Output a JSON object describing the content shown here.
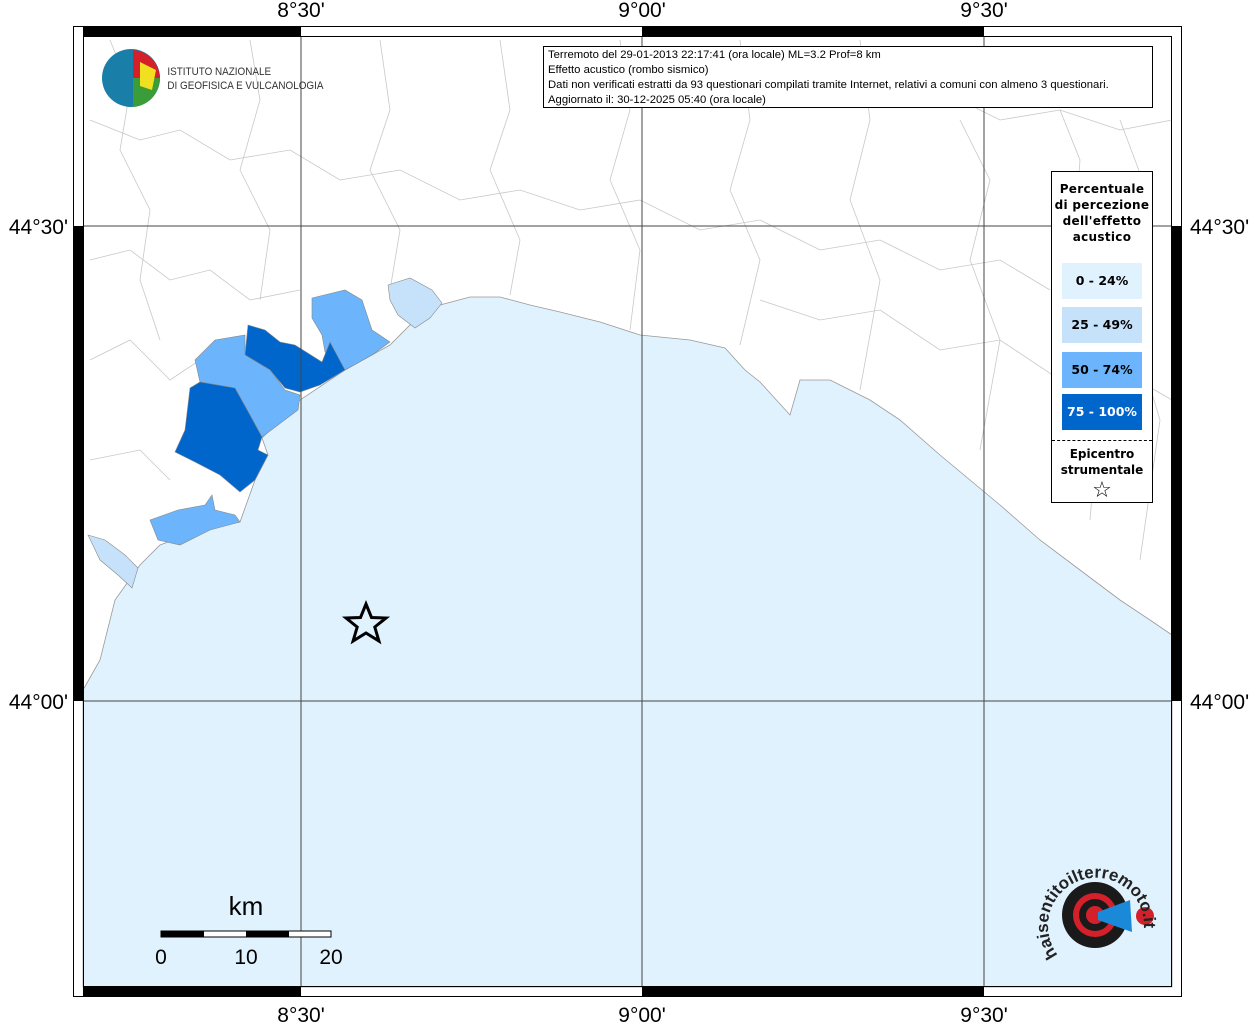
{
  "map": {
    "grid_labels_x": [
      "8°30'",
      "9°00'",
      "9°30'"
    ],
    "grid_labels_y": [
      "44°30'",
      "44°00'"
    ],
    "sea_color": "#e0f2fd",
    "land_color": "#ffffff"
  },
  "info": {
    "line1": "Terremoto del 29-01-2013 22:17:41 (ora locale) ML=3.2 Prof=8 km",
    "line2": "Effetto acustico (rombo sismico)",
    "line3": "Dati non verificati estratti da 93 questionari compilati tramite Internet, relativi a comuni con almeno 3 questionari.",
    "line4": "Aggiornato il: 30-12-2025 05:40 (ora locale)"
  },
  "legend": {
    "title": "Percentuale di percezione dell'effetto acustico",
    "classes": [
      {
        "label": "0 - 24%",
        "color": "#e0f2fd",
        "text_color": "#000000"
      },
      {
        "label": "25 - 49%",
        "color": "#c6e2fb",
        "text_color": "#000000"
      },
      {
        "label": "50 - 74%",
        "color": "#6cb4fb",
        "text_color": "#000000"
      },
      {
        "label": "75 - 100%",
        "color": "#0066cc",
        "text_color": "#ffffff"
      }
    ],
    "epicenter_label": "Epicentro strumentale",
    "epicenter_icon": "star-outline-icon"
  },
  "scalebar": {
    "unit": "km",
    "ticks": [
      "0",
      "10",
      "20"
    ]
  },
  "logos": {
    "ingv": "ISTITUTO NAZIONALE DI GEOFISICA E VULCANOLOGIA",
    "hsit": "www.haisentitoilterremoto.it"
  }
}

----------

Task description
Set down every record once more, word for word, without pictures.

Worked solution
Output a JSON object describing the content shown here.
{
  "map": {
    "grid_labels_x": [
      "8°30'",
      "9°00'",
      "9°30'"
    ],
    "grid_labels_y": [
      "44°30'",
      "44°00'"
    ],
    "sea_color": "#e0f2fd",
    "land_color": "#ffffff"
  },
  "info": {
    "line1": "Terremoto del 29-01-2013 22:17:41 (ora locale) ML=3.2 Prof=8 km",
    "line2": "Effetto acustico (rombo sismico)",
    "line3": "Dati non verificati estratti da 93 questionari compilati tramite Internet, relativi a comuni con almeno 3 questionari.",
    "line4": "Aggiornato il: 30-12-2025 05:40 (ora locale)"
  },
  "legend": {
    "title": "Percentuale di percezione dell'effetto acustico",
    "classes": [
      {
        "label": "0 - 24%",
        "color": "#e0f2fd",
        "text_color": "#000000"
      },
      {
        "label": "25 - 49%",
        "color": "#c6e2fb",
        "text_color": "#000000"
      },
      {
        "label": "50 - 74%",
        "color": "#6cb4fb",
        "text_color": "#000000"
      },
      {
        "label": "75 - 100%",
        "color": "#0066cc",
        "text_color": "#ffffff"
      }
    ],
    "epicenter_label": "Epicentro strumentale",
    "epicenter_icon": "star-outline-icon"
  },
  "scalebar": {
    "unit": "km",
    "ticks": [
      "0",
      "10",
      "20"
    ]
  },
  "logos": {
    "ingv": "ISTITUTO NAZIONALE DI GEOFISICA E VULCANOLOGIA",
    "hsit": "www.haisentitoilterremoto.it"
  }
}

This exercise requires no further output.